◆ Record list

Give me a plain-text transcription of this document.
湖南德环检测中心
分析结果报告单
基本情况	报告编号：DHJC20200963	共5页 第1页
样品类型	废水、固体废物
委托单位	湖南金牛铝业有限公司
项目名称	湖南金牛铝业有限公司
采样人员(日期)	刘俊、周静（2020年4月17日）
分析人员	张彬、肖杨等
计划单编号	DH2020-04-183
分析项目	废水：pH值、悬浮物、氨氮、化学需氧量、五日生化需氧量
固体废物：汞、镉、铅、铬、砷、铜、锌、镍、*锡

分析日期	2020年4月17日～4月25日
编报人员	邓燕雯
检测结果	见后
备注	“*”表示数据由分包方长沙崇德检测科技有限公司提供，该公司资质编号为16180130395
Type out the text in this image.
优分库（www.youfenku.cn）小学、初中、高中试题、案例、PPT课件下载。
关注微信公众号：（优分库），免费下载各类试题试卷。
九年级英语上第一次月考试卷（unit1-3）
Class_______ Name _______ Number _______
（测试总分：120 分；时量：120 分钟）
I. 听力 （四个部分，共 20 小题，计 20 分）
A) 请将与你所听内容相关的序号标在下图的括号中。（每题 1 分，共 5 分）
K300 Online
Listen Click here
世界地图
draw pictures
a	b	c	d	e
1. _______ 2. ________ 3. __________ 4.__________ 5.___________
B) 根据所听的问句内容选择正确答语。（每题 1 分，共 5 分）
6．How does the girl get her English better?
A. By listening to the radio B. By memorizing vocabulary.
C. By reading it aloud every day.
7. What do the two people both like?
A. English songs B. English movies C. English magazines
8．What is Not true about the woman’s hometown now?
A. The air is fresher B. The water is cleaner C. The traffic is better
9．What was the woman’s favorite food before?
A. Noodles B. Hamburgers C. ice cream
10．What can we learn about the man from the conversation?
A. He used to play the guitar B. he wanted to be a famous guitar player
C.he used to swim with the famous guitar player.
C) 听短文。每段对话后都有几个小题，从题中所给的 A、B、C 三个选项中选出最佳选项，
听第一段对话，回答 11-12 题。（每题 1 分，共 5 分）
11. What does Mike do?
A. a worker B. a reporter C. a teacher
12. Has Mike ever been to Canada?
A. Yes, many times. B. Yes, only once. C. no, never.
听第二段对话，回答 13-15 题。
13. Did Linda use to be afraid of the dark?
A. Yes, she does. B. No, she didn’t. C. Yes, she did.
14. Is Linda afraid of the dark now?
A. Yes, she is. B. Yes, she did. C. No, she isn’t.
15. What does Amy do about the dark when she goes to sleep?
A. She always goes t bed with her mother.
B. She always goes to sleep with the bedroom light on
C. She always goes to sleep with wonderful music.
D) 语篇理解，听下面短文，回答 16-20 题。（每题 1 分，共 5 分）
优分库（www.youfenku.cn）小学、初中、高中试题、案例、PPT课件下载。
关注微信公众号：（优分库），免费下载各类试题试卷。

◆ Task requirements
Go through the listing and copy all of it exactly.

◆ Result for this task
Give me a plain-text transcription of this document.
湖南德环检测中心
分析结果报告单
基本情况	报告编号：DHJC20200963	共5页 第1页
样品类型	废水、固体废物
委托单位	湖南金牛铝业有限公司
项目名称	湖南金牛铝业有限公司
采样人员(日期)	刘俊、周静（2020年4月17日）
分析人员	张彬、肖杨等
计划单编号	DH2020-04-183
分析项目	废水：pH值、悬浮物、氨氮、化学需氧量、五日生化需氧量
固体废物：汞、镉、铅、铬、砷、铜、锌、镍、*锡

分析日期	2020年4月17日～4月25日
编报人员	邓燕雯
检测结果	见后
备注	“*”表示数据由分包方长沙崇德检测科技有限公司提供，该公司资质编号为16180130395
Type out the text in this image.
优分库（www.youfenku.cn）小学、初中、高中试题、案例、PPT课件下载。
关注微信公众号：（优分库），免费下载各类试题试卷。
九年级英语上第一次月考试卷（unit1-3）
Class_______ Name _______ Number _______
（测试总分：120 分；时量：120 分钟）
I. 听力 （四个部分，共 20 小题，计 20 分）
A) 请将与你所听内容相关的序号标在下图的括号中。（每题 1 分，共 5 分）
K300 Online
Listen Click here
世界地图
draw pictures
a	b	c	d	e
1. _______ 2. ________ 3. __________ 4.__________ 5.___________
B) 根据所听的问句内容选择正确答语。（每题 1 分，共 5 分）
6．How does the girl get her English better?
A. By listening to the radio B. By memorizing vocabulary.
C. By reading it aloud every day.
7. What do the two people both like?
A. English songs B. English movies C. English magazines
8．What is Not true about the woman’s hometown now?
A. The air is fresher B. The water is cleaner C. The traffic is better
9．What was the woman’s favorite food before?
A. Noodles B. Hamburgers C. ice cream
10．What can we learn about the man from the conversation?
A. He used to play the guitar B. he wanted to be a famous guitar player
C.he used to swim with the famous guitar player.
C) 听短文。每段对话后都有几个小题，从题中所给的 A、B、C 三个选项中选出最佳选项，
听第一段对话，回答 11-12 题。（每题 1 分，共 5 分）
11. What does Mike do?
A. a worker B. a reporter C. a teacher
12. Has Mike ever been to Canada?
A. Yes, many times. B. Yes, only once. C. no, never.
听第二段对话，回答 13-15 题。
13. Did Linda use to be afraid of the dark?
A. Yes, she does. B. No, she didn’t. C. Yes, she did.
14. Is Linda afraid of the dark now?
A. Yes, she is. B. Yes, she did. C. No, she isn’t.
15. What does Amy do about the dark when she goes to sleep?
A. She always goes t bed with her mother.
B. She always goes to sleep with the bedroom light on
C. She always goes to sleep with wonderful music.
D) 语篇理解，听下面短文，回答 16-20 题。（每题 1 分，共 5 分）
优分库（www.youfenku.cn）小学、初中、高中试题、案例、PPT课件下载。
关注微信公众号：（优分库），免费下载各类试题试卷。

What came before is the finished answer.